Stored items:
§

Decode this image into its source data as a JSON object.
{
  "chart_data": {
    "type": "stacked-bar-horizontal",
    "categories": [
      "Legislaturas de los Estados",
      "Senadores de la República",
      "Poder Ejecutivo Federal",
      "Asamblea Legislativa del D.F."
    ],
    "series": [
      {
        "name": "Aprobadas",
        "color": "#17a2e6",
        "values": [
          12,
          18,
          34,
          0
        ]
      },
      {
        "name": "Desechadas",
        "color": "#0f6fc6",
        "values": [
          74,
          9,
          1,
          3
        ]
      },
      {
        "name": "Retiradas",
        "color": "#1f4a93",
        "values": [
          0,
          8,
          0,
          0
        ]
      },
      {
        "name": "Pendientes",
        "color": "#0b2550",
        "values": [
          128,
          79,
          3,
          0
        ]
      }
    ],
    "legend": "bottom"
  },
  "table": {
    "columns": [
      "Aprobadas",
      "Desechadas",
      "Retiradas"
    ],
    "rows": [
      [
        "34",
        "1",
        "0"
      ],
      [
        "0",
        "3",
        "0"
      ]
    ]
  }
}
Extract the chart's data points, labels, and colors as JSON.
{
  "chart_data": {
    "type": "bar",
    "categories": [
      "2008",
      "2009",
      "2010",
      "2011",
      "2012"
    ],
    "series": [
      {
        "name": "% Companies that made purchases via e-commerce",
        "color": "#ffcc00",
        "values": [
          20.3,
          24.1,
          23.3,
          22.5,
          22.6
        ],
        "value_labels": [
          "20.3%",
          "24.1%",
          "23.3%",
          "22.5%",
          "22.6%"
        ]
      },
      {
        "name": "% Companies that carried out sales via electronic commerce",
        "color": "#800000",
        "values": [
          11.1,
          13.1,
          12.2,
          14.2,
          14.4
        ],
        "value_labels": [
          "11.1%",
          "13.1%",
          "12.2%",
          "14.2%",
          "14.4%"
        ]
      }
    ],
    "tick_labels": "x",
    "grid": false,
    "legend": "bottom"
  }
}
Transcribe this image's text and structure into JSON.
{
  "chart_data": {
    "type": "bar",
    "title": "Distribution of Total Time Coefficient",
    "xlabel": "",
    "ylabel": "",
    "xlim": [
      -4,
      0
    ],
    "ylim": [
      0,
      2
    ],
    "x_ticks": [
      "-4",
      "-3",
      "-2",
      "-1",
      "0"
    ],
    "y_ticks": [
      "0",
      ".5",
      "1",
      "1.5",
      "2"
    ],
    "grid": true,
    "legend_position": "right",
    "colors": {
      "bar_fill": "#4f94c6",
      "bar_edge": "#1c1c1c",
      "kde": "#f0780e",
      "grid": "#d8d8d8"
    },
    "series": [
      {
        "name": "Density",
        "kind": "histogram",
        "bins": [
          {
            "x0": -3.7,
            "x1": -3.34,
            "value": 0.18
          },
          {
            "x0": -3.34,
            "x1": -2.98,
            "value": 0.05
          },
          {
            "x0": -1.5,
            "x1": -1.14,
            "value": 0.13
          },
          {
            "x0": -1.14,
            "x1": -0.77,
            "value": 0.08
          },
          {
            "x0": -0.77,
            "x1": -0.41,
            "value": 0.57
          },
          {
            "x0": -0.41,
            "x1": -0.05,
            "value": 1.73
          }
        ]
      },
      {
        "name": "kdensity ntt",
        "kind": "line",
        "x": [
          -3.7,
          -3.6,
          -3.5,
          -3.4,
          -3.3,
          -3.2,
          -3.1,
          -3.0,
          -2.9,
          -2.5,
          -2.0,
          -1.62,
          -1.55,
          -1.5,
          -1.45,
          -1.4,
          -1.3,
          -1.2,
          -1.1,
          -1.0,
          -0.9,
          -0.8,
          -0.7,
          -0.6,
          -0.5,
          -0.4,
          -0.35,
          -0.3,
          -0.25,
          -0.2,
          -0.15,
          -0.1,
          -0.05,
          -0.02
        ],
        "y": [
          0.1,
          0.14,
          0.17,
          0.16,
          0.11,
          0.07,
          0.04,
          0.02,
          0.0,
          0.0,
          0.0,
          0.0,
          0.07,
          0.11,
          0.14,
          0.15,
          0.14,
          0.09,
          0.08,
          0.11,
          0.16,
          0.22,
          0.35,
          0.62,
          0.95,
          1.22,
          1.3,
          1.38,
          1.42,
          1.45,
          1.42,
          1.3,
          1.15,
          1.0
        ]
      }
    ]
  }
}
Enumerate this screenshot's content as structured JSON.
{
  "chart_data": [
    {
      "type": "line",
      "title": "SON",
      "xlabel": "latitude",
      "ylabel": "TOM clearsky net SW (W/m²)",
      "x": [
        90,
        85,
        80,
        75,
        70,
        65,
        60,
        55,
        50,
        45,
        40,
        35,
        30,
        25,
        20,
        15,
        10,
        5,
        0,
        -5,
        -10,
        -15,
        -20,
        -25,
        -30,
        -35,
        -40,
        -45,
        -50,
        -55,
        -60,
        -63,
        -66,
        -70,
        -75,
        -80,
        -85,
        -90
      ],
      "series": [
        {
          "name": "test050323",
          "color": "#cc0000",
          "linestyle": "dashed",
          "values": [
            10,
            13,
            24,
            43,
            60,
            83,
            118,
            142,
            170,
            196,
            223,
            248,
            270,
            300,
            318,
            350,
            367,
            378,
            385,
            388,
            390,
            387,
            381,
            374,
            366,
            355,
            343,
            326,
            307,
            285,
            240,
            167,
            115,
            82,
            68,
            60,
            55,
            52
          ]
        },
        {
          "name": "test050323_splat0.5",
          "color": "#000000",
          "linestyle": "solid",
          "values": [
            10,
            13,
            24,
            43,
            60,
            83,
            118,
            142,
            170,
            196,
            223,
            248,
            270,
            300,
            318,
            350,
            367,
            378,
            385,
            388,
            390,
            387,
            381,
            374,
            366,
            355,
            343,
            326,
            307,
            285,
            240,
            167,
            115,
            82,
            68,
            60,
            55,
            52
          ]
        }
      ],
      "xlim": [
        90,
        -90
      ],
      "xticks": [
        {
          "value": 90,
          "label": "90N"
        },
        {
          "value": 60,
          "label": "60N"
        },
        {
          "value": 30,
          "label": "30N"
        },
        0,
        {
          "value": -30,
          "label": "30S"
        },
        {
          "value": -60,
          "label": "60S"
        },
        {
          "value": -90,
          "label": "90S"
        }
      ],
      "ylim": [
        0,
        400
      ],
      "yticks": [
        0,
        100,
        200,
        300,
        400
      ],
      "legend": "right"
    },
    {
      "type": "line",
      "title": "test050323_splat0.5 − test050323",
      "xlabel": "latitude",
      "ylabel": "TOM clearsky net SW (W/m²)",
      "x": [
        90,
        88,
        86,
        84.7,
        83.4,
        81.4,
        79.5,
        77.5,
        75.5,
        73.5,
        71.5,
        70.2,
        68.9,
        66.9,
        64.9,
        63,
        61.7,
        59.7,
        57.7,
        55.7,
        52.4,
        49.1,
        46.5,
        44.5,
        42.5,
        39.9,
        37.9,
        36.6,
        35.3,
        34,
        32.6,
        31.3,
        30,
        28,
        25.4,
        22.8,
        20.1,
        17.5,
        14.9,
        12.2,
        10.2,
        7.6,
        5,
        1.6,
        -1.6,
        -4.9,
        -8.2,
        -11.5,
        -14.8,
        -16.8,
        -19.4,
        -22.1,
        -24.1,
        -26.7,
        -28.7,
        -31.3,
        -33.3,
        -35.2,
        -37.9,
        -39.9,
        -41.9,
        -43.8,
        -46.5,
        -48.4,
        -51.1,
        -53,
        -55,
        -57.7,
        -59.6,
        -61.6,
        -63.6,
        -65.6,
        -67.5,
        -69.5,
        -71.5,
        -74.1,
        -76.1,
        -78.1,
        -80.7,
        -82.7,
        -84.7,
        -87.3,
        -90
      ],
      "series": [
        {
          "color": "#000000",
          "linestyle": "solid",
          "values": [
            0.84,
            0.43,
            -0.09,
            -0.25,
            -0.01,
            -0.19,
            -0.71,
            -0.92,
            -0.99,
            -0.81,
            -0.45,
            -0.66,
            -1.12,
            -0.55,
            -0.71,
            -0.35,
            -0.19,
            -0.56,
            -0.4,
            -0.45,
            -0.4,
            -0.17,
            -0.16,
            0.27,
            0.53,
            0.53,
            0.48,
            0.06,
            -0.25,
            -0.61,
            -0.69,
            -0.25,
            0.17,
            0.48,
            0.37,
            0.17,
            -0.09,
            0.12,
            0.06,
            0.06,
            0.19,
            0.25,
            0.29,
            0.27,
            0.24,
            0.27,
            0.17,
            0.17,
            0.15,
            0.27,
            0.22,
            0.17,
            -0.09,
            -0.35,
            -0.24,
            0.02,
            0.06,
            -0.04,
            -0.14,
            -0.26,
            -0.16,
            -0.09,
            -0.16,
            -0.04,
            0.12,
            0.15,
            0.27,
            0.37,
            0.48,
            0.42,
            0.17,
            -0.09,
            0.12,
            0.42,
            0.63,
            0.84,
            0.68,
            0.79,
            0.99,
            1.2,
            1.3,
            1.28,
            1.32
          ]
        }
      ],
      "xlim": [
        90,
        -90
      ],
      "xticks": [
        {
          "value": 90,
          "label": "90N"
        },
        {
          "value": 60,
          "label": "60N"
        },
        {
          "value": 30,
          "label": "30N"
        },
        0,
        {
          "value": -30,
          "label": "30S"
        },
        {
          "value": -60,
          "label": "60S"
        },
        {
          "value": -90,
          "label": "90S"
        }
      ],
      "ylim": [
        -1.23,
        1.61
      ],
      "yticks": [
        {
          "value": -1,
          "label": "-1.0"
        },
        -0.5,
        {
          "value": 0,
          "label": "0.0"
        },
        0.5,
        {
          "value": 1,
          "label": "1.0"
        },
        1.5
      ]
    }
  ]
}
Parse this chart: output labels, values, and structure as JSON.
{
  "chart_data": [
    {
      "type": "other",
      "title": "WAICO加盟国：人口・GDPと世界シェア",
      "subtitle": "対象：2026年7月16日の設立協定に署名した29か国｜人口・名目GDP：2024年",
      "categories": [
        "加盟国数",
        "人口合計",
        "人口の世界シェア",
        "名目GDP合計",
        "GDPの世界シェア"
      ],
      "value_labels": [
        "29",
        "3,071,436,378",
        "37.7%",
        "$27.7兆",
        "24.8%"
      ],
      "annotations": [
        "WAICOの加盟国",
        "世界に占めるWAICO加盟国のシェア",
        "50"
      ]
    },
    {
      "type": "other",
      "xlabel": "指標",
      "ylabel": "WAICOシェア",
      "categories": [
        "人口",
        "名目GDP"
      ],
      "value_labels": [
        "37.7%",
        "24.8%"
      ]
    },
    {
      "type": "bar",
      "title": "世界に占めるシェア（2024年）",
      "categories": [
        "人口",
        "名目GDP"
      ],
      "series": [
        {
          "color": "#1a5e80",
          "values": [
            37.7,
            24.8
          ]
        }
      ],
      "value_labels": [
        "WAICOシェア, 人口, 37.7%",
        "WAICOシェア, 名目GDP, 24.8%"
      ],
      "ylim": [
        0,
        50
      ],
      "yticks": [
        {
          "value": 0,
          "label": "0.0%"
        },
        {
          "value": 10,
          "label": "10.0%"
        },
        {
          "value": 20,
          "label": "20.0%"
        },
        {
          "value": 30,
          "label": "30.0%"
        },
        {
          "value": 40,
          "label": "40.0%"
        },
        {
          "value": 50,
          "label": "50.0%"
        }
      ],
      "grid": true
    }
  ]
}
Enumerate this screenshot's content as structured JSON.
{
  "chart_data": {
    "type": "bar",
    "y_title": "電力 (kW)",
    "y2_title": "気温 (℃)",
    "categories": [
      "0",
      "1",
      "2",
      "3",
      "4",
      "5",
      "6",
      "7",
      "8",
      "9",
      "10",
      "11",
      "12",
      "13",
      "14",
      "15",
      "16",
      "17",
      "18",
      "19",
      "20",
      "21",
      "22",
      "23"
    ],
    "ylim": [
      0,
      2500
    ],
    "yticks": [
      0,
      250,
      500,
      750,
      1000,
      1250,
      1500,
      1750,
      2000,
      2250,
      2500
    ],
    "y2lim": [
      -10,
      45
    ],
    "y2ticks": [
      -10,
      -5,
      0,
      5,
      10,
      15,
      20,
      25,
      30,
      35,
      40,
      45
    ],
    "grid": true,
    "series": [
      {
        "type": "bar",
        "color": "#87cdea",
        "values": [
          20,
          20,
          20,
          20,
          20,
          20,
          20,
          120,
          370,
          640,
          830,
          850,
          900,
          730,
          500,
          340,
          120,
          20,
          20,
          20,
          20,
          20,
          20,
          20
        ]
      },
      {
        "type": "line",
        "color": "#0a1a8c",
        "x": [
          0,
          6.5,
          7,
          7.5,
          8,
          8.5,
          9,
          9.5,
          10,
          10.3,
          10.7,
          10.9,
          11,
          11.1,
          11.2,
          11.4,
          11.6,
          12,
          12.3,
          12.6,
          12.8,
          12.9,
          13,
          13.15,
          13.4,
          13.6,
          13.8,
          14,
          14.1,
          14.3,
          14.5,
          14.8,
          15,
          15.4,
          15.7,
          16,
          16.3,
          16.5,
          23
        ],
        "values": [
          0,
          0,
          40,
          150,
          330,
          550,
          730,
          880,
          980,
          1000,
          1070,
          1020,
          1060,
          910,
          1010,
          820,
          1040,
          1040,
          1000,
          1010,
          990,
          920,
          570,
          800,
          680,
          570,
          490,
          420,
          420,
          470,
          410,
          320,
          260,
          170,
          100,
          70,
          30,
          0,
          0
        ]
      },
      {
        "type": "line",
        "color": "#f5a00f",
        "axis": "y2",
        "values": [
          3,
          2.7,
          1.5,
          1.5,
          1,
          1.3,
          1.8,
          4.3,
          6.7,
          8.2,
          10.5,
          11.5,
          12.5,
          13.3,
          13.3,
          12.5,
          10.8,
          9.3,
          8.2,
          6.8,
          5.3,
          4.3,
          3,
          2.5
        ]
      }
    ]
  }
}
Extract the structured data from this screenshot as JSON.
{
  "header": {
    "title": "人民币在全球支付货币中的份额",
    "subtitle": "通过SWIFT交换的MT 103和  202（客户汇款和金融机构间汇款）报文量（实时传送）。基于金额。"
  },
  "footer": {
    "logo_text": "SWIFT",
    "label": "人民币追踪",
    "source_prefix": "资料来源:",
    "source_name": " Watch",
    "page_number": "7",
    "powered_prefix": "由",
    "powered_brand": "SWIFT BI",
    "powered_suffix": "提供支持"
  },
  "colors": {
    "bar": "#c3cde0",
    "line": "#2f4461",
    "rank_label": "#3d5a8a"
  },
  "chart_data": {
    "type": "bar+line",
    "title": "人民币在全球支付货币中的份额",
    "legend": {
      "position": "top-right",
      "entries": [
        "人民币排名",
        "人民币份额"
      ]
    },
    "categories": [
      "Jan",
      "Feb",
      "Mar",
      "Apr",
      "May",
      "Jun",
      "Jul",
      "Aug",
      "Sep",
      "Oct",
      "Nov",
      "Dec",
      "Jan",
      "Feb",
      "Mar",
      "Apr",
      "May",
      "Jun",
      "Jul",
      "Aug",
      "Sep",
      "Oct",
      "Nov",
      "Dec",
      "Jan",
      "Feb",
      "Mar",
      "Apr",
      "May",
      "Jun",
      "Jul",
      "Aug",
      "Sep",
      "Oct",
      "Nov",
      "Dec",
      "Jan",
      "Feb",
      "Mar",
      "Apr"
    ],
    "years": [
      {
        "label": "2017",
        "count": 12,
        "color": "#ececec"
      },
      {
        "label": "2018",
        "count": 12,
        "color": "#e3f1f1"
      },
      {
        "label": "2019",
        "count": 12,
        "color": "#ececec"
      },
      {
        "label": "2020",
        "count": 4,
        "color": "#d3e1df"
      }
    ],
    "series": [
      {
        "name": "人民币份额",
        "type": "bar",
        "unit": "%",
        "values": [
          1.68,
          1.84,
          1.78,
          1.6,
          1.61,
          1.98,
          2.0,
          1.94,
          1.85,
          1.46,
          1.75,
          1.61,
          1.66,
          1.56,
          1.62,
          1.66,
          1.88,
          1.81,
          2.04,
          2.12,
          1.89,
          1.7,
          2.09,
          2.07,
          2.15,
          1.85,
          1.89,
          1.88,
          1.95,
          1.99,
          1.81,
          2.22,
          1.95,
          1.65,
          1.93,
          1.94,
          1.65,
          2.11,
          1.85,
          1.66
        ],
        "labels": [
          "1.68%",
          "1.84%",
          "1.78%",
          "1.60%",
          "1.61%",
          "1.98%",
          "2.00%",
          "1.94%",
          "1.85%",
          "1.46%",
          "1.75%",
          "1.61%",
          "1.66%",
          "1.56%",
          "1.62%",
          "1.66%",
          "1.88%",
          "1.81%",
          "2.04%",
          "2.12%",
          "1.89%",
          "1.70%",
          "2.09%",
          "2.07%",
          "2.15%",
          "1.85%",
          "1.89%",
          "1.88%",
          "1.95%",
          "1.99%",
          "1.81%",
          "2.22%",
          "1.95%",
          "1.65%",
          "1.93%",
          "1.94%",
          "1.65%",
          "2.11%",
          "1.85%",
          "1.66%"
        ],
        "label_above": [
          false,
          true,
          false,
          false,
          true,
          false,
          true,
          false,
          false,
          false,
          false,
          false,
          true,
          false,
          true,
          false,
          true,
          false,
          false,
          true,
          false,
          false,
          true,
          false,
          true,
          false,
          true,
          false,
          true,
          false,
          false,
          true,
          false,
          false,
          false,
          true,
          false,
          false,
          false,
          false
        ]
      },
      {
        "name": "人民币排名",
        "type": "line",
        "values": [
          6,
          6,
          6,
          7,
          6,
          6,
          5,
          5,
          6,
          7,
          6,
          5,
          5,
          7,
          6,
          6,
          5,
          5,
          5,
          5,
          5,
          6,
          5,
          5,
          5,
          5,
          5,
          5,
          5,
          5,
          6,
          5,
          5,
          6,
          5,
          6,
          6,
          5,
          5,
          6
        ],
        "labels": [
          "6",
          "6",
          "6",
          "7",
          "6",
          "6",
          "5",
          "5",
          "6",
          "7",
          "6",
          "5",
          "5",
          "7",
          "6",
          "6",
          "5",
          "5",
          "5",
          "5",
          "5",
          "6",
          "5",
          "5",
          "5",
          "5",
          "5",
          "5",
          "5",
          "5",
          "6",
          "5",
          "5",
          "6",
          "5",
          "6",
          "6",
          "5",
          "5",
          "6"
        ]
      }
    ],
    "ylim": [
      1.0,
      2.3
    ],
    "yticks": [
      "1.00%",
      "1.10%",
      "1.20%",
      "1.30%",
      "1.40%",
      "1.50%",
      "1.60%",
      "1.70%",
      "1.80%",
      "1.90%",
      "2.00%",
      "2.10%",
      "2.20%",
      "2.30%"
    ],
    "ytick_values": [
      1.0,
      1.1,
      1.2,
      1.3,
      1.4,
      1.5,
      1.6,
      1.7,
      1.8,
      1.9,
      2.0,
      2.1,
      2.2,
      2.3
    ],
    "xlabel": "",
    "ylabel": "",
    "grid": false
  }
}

§

◆ **Objective**:
Using the listing above, locate the lines that hold "Extract" and copy each one.

◆ **Task answer**:
Extract the chart's data points, labels, and colors as JSON.
Extract the structured data from this screenshot as JSON.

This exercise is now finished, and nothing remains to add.